ROWS:
↓↓↓

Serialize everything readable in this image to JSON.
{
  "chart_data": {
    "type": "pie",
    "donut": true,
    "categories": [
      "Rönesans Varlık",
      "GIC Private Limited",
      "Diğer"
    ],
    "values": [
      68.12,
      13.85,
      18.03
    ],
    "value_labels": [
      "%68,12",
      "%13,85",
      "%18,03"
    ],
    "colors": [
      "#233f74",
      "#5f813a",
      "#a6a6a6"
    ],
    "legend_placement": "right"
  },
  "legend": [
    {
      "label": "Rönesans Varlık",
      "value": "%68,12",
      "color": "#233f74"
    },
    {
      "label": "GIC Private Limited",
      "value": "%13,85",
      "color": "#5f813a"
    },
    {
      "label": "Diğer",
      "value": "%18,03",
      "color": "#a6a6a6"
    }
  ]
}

↑↑↑

TASK TO COMPLETE:
Set down the entries verbatim, leaving none out.

EXPECTED ANSWER:
Serialize everything readable in this image to JSON.
{
  "chart_data": {
    "type": "pie",
    "donut": true,
    "categories": [
      "Rönesans Varlık",
      "GIC Private Limited",
      "Diğer"
    ],
    "values": [
      68.12,
      13.85,
      18.03
    ],
    "value_labels": [
      "%68,12",
      "%13,85",
      "%18,03"
    ],
    "colors": [
      "#233f74",
      "#5f813a",
      "#a6a6a6"
    ],
    "legend_placement": "right"
  },
  "legend": [
    {
      "label": "Rönesans Varlık",
      "value": "%68,12",
      "color": "#233f74"
    },
    {
      "label": "GIC Private Limited",
      "value": "%13,85",
      "color": "#5f813a"
    },
    {
      "label": "Diğer",
      "value": "%18,03",
      "color": "#a6a6a6"
    }
  ]
}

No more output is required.